(A run of records)
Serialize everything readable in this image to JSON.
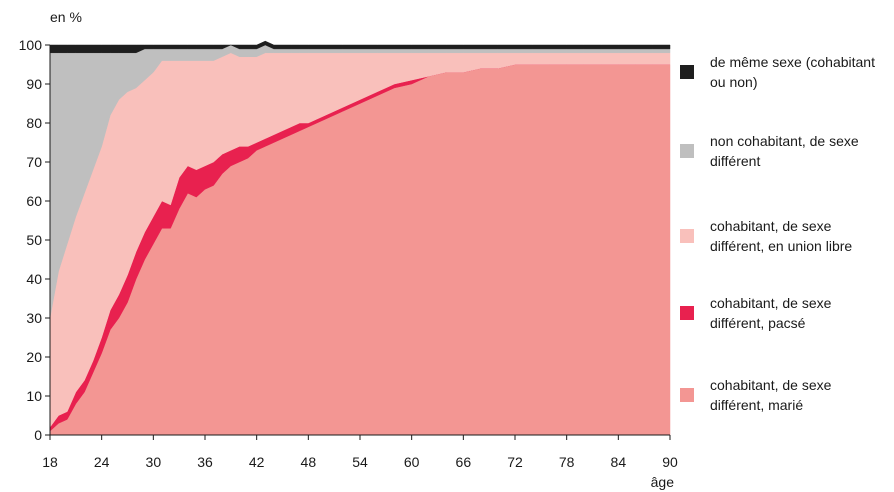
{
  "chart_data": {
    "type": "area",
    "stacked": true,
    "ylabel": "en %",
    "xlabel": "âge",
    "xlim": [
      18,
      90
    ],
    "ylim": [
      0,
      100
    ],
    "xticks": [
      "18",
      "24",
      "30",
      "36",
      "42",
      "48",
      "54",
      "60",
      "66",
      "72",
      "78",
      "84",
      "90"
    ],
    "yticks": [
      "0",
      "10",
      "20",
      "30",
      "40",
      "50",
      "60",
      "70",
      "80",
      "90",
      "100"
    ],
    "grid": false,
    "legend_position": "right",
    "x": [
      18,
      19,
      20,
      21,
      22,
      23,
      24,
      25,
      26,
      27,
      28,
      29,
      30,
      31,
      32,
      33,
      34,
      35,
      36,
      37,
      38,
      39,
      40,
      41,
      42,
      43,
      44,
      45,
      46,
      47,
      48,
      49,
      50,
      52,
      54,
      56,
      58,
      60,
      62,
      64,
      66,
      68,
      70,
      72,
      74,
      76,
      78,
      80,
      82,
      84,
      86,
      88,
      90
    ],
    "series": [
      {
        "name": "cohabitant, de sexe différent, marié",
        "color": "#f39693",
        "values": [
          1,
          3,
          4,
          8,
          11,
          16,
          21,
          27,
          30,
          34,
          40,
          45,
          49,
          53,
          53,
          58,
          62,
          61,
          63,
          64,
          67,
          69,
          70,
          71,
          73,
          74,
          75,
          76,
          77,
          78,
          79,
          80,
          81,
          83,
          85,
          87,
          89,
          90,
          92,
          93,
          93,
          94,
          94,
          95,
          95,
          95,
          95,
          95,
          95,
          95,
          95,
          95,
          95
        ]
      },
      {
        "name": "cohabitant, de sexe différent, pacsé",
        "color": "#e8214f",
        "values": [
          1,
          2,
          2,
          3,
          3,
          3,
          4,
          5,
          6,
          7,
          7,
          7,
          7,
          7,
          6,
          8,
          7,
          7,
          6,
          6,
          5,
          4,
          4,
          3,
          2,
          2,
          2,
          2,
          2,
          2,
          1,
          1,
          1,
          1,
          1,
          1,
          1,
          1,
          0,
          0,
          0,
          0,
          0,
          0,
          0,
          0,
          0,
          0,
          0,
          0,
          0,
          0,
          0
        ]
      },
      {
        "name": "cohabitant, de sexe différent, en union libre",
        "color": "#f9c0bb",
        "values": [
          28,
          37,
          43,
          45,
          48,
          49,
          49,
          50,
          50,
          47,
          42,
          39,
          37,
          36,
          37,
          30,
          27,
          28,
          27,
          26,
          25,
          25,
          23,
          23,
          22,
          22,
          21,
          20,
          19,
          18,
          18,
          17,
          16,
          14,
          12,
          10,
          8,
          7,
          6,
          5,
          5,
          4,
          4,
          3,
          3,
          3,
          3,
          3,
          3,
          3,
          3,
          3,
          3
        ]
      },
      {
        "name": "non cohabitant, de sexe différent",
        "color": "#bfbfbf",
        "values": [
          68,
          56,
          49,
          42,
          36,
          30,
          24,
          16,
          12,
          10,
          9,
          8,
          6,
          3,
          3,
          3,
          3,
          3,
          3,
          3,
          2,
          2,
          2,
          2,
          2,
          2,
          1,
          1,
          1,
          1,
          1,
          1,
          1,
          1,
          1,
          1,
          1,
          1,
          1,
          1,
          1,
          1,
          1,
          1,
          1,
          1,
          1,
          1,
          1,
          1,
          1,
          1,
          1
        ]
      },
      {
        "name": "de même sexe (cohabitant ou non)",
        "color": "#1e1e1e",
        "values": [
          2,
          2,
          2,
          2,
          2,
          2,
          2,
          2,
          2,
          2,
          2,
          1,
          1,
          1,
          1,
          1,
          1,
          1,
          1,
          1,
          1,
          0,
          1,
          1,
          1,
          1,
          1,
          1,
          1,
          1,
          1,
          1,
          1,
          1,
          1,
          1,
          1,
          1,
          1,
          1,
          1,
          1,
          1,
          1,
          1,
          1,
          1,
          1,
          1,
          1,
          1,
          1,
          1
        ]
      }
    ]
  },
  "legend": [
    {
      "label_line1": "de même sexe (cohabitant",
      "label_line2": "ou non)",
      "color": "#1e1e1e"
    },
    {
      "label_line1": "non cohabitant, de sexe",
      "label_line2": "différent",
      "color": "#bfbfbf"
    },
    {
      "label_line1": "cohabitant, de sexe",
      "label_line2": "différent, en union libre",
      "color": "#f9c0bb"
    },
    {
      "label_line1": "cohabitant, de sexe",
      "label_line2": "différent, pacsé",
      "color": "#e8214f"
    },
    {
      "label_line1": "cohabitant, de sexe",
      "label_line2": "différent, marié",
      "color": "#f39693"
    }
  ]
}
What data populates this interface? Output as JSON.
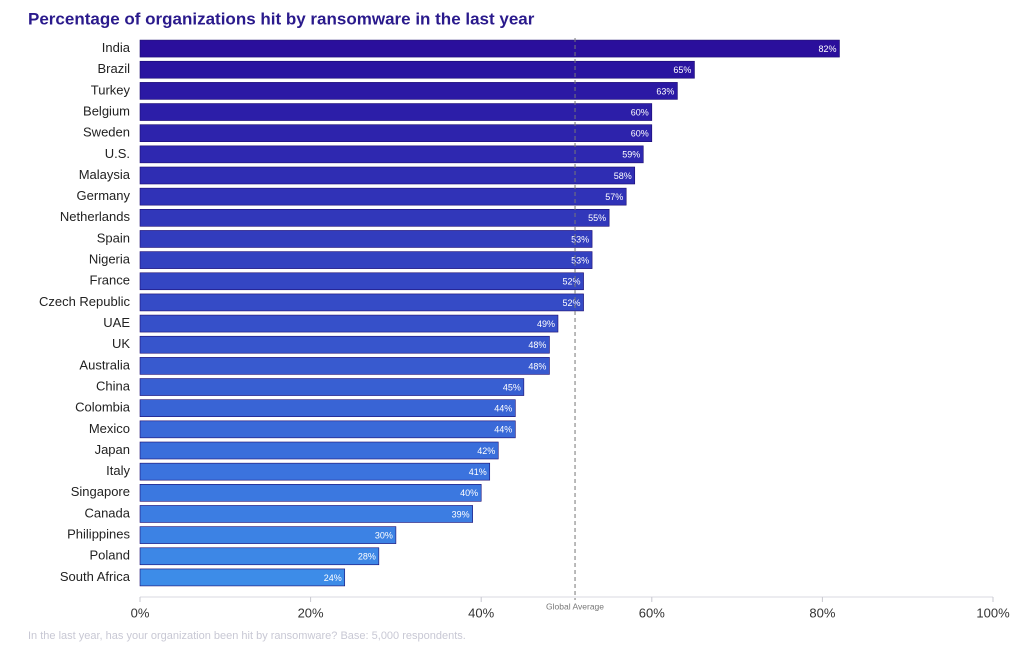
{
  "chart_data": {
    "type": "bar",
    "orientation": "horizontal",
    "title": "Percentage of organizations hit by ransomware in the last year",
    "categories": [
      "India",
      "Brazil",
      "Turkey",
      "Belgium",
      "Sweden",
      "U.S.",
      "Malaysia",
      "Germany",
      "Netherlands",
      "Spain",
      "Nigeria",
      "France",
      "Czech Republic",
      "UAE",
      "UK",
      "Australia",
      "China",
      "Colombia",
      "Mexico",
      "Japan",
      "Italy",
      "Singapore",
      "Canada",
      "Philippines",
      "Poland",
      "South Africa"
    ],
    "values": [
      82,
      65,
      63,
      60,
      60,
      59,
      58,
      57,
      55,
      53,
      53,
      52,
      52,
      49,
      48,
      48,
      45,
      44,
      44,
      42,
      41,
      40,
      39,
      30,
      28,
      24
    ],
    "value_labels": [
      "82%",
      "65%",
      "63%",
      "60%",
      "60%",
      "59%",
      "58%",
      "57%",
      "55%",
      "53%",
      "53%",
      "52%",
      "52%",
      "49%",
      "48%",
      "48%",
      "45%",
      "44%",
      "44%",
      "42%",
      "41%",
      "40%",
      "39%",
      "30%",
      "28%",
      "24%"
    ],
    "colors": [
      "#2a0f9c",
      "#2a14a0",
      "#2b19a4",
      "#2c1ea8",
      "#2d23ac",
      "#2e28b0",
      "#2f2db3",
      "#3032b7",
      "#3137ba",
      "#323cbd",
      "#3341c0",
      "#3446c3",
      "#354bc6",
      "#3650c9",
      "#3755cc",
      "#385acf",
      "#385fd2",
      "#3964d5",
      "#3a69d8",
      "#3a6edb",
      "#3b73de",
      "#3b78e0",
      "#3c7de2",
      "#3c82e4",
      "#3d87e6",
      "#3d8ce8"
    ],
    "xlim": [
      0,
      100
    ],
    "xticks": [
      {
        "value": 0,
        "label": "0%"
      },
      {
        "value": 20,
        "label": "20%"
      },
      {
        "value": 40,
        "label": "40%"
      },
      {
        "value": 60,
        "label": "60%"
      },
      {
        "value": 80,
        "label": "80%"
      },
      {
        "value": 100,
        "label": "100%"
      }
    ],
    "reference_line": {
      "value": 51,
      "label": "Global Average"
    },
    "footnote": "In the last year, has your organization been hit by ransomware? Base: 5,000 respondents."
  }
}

* * *

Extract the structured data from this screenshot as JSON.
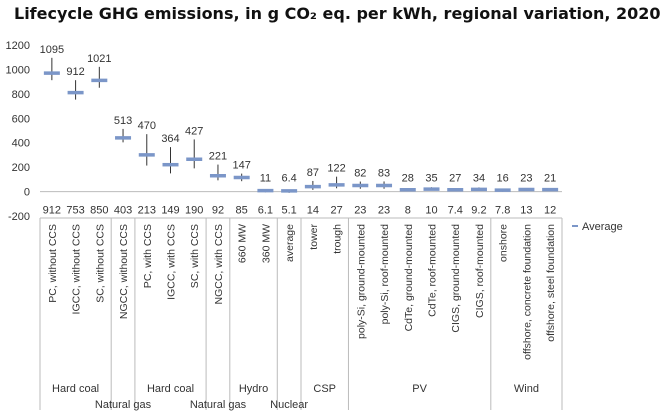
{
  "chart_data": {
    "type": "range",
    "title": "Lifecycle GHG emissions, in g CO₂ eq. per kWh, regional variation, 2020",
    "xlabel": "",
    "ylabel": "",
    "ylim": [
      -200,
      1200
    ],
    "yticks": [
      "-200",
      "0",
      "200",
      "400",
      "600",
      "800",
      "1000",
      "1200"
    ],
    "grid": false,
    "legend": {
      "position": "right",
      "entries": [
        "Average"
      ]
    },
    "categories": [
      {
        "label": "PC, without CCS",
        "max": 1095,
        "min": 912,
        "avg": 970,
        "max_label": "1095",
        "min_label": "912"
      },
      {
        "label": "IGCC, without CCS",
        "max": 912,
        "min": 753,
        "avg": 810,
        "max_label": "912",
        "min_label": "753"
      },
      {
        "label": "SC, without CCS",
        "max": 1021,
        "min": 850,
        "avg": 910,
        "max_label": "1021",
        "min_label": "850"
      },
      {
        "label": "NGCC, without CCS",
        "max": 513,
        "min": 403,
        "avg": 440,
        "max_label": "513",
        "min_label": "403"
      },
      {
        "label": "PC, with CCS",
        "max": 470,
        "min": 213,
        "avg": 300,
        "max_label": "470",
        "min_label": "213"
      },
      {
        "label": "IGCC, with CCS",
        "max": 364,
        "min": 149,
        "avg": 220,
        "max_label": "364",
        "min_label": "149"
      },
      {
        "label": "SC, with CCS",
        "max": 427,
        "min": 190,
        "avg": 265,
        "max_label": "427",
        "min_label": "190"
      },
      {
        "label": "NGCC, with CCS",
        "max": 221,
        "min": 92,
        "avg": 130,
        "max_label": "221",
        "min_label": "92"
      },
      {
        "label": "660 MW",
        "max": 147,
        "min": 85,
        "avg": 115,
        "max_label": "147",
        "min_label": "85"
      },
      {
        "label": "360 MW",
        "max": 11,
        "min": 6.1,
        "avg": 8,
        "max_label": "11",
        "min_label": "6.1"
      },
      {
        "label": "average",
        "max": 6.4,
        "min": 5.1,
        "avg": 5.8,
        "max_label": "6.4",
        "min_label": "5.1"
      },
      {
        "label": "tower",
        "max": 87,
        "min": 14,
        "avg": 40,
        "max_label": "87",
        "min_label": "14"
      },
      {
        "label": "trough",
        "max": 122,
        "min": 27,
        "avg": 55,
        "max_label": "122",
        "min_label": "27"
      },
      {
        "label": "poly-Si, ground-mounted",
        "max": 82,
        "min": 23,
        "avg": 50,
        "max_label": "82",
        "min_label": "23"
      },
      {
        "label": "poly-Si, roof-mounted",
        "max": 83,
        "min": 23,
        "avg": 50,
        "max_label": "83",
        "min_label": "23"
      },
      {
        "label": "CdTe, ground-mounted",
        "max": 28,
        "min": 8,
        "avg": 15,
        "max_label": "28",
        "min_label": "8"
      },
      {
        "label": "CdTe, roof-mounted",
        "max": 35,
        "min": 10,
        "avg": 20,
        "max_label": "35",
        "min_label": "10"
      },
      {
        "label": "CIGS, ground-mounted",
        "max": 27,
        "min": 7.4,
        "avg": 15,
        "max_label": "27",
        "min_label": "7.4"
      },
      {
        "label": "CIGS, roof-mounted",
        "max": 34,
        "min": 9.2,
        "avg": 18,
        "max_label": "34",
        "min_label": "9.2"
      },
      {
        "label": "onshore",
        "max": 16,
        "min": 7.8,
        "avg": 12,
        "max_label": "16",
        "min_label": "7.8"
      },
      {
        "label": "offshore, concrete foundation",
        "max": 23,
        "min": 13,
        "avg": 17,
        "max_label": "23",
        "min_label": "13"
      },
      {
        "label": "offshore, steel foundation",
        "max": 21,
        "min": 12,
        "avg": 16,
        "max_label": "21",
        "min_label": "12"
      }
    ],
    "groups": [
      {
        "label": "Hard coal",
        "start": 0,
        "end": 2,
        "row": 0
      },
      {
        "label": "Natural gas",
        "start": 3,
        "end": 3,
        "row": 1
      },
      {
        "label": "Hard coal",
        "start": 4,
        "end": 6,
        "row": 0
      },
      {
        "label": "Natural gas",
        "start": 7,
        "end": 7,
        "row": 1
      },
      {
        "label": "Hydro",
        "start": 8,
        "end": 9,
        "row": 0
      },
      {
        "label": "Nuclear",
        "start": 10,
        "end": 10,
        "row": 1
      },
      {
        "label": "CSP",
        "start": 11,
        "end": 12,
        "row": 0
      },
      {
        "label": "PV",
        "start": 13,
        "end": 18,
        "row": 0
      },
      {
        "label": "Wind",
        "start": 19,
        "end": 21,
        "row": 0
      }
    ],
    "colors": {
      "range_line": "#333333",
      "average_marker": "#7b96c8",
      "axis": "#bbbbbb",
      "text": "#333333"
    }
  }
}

==

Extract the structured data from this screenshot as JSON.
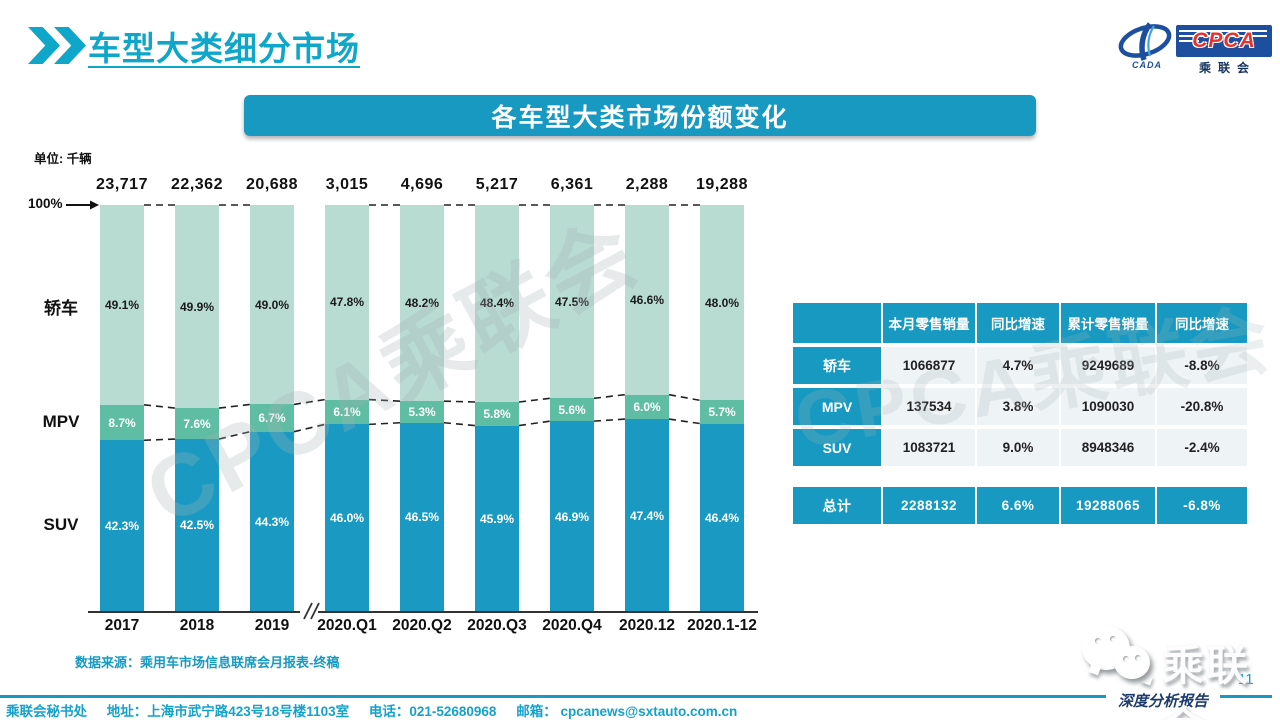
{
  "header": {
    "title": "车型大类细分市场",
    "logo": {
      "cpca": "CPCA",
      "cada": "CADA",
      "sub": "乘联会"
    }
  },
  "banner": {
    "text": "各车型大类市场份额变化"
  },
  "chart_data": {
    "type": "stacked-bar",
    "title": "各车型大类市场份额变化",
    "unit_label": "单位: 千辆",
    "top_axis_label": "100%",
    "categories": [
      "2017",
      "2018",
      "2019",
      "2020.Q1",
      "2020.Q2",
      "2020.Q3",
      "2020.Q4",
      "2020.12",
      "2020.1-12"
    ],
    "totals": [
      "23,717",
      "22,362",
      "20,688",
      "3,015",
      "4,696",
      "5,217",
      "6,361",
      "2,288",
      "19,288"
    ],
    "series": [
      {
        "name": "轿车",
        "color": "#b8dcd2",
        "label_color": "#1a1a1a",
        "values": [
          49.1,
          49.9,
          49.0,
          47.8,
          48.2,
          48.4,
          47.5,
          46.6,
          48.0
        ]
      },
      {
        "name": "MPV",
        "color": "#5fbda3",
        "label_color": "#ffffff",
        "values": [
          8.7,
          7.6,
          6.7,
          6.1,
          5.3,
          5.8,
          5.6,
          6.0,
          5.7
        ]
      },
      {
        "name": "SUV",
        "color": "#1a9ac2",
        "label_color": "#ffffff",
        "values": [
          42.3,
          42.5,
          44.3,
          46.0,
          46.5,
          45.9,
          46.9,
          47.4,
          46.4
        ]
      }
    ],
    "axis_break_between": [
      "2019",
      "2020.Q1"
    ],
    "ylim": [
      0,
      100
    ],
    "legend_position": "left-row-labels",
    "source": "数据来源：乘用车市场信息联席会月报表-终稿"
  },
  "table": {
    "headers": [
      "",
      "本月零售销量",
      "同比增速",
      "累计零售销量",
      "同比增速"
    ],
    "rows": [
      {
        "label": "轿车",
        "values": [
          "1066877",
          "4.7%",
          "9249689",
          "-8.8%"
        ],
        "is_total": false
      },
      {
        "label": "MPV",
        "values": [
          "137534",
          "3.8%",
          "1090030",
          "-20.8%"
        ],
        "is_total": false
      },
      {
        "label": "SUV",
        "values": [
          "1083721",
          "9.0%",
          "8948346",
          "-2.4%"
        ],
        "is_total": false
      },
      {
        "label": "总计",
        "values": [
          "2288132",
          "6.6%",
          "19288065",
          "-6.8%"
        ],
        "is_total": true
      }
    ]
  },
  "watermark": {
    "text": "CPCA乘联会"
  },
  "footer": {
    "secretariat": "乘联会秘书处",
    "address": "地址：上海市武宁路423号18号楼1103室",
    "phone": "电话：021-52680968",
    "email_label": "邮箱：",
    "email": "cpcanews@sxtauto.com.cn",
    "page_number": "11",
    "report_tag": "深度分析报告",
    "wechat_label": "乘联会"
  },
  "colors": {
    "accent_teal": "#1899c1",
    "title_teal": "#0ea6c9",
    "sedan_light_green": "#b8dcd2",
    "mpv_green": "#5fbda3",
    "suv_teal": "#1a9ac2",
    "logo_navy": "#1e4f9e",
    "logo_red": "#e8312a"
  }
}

▸ **WHAT YOU SHOULD DO**: Go through the preceding material and copy each line that has the word "year".

▸ **RESPONSE TO THIS EXERCISE**:
    "title": "Percentage of organizations hit by ransomware in the last year",
    "footnote": "In the last year, has your organization been hit by ransomware? Base: 5,000 respondents."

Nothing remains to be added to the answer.